===== Supplied material =====

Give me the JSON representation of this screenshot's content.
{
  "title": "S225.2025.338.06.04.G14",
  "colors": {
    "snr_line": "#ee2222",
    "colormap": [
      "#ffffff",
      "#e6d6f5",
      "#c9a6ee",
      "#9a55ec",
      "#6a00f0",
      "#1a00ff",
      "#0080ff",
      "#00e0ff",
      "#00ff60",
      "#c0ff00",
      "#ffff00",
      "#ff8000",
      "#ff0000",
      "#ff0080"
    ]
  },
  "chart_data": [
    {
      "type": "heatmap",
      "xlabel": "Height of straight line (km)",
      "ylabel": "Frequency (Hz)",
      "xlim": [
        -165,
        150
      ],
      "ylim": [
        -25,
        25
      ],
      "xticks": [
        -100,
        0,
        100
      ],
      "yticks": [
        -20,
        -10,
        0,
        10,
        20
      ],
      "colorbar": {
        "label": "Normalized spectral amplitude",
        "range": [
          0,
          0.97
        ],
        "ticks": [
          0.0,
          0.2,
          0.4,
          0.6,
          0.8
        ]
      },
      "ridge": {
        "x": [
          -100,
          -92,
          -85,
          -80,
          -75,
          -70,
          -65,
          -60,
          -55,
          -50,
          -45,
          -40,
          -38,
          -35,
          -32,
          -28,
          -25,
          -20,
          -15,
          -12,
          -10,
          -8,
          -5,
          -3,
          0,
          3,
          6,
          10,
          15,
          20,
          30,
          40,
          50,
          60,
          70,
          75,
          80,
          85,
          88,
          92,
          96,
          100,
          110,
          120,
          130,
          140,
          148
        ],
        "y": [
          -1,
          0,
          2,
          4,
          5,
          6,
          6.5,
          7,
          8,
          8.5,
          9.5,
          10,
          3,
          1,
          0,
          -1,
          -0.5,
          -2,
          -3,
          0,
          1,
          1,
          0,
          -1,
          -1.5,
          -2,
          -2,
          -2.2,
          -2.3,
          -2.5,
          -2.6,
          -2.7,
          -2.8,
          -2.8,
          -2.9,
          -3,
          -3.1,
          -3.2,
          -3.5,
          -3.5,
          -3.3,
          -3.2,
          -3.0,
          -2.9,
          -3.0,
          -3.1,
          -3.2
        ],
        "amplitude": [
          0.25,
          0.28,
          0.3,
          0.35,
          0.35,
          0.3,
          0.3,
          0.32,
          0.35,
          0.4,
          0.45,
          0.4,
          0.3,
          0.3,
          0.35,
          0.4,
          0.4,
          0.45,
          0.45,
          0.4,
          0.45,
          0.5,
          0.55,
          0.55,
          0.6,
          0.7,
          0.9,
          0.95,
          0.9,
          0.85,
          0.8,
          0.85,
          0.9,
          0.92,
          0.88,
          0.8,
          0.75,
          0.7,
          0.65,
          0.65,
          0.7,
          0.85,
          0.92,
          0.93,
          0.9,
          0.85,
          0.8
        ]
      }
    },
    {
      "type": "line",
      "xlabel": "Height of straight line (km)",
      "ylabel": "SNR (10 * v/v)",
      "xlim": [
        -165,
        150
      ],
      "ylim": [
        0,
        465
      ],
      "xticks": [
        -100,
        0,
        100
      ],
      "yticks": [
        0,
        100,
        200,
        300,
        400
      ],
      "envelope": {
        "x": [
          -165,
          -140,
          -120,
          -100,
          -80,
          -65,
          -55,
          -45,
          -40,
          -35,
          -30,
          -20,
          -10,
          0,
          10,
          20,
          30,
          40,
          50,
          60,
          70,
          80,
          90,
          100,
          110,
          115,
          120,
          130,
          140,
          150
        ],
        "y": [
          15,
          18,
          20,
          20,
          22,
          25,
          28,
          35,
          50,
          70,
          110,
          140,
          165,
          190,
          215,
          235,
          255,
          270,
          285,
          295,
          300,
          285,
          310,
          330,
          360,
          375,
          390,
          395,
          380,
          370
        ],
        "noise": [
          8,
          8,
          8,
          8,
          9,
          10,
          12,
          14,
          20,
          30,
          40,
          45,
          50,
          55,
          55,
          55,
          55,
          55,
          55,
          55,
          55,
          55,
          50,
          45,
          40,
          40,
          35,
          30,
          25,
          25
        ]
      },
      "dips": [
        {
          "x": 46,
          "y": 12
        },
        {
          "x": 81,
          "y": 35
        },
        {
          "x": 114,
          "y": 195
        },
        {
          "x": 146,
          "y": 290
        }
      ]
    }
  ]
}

=====

→ **Set task**: Transcribe the whole listing with nothing added or left out.

→ **Solution for this task**:
Give me the JSON representation of this screenshot's content.
{
  "title": "S225.2025.338.06.04.G14",
  "colors": {
    "snr_line": "#ee2222",
    "colormap": [
      "#ffffff",
      "#e6d6f5",
      "#c9a6ee",
      "#9a55ec",
      "#6a00f0",
      "#1a00ff",
      "#0080ff",
      "#00e0ff",
      "#00ff60",
      "#c0ff00",
      "#ffff00",
      "#ff8000",
      "#ff0000",
      "#ff0080"
    ]
  },
  "chart_data": [
    {
      "type": "heatmap",
      "xlabel": "Height of straight line (km)",
      "ylabel": "Frequency (Hz)",
      "xlim": [
        -165,
        150
      ],
      "ylim": [
        -25,
        25
      ],
      "xticks": [
        -100,
        0,
        100
      ],
      "yticks": [
        -20,
        -10,
        0,
        10,
        20
      ],
      "colorbar": {
        "label": "Normalized spectral amplitude",
        "range": [
          0,
          0.97
        ],
        "ticks": [
          0.0,
          0.2,
          0.4,
          0.6,
          0.8
        ]
      },
      "ridge": {
        "x": [
          -100,
          -92,
          -85,
          -80,
          -75,
          -70,
          -65,
          -60,
          -55,
          -50,
          -45,
          -40,
          -38,
          -35,
          -32,
          -28,
          -25,
          -20,
          -15,
          -12,
          -10,
          -8,
          -5,
          -3,
          0,
          3,
          6,
          10,
          15,
          20,
          30,
          40,
          50,
          60,
          70,
          75,
          80,
          85,
          88,
          92,
          96,
          100,
          110,
          120,
          130,
          140,
          148
        ],
        "y": [
          -1,
          0,
          2,
          4,
          5,
          6,
          6.5,
          7,
          8,
          8.5,
          9.5,
          10,
          3,
          1,
          0,
          -1,
          -0.5,
          -2,
          -3,
          0,
          1,
          1,
          0,
          -1,
          -1.5,
          -2,
          -2,
          -2.2,
          -2.3,
          -2.5,
          -2.6,
          -2.7,
          -2.8,
          -2.8,
          -2.9,
          -3,
          -3.1,
          -3.2,
          -3.5,
          -3.5,
          -3.3,
          -3.2,
          -3.0,
          -2.9,
          -3.0,
          -3.1,
          -3.2
        ],
        "amplitude": [
          0.25,
          0.28,
          0.3,
          0.35,
          0.35,
          0.3,
          0.3,
          0.32,
          0.35,
          0.4,
          0.45,
          0.4,
          0.3,
          0.3,
          0.35,
          0.4,
          0.4,
          0.45,
          0.45,
          0.4,
          0.45,
          0.5,
          0.55,
          0.55,
          0.6,
          0.7,
          0.9,
          0.95,
          0.9,
          0.85,
          0.8,
          0.85,
          0.9,
          0.92,
          0.88,
          0.8,
          0.75,
          0.7,
          0.65,
          0.65,
          0.7,
          0.85,
          0.92,
          0.93,
          0.9,
          0.85,
          0.8
        ]
      }
    },
    {
      "type": "line",
      "xlabel": "Height of straight line (km)",
      "ylabel": "SNR (10 * v/v)",
      "xlim": [
        -165,
        150
      ],
      "ylim": [
        0,
        465
      ],
      "xticks": [
        -100,
        0,
        100
      ],
      "yticks": [
        0,
        100,
        200,
        300,
        400
      ],
      "envelope": {
        "x": [
          -165,
          -140,
          -120,
          -100,
          -80,
          -65,
          -55,
          -45,
          -40,
          -35,
          -30,
          -20,
          -10,
          0,
          10,
          20,
          30,
          40,
          50,
          60,
          70,
          80,
          90,
          100,
          110,
          115,
          120,
          130,
          140,
          150
        ],
        "y": [
          15,
          18,
          20,
          20,
          22,
          25,
          28,
          35,
          50,
          70,
          110,
          140,
          165,
          190,
          215,
          235,
          255,
          270,
          285,
          295,
          300,
          285,
          310,
          330,
          360,
          375,
          390,
          395,
          380,
          370
        ],
        "noise": [
          8,
          8,
          8,
          8,
          9,
          10,
          12,
          14,
          20,
          30,
          40,
          45,
          50,
          55,
          55,
          55,
          55,
          55,
          55,
          55,
          55,
          55,
          50,
          45,
          40,
          40,
          35,
          30,
          25,
          25
        ]
      },
      "dips": [
        {
          "x": 46,
          "y": 12
        },
        {
          "x": 81,
          "y": 35
        },
        {
          "x": 114,
          "y": 195
        },
        {
          "x": 146,
          "y": 290
        }
      ]
    }
  ]
}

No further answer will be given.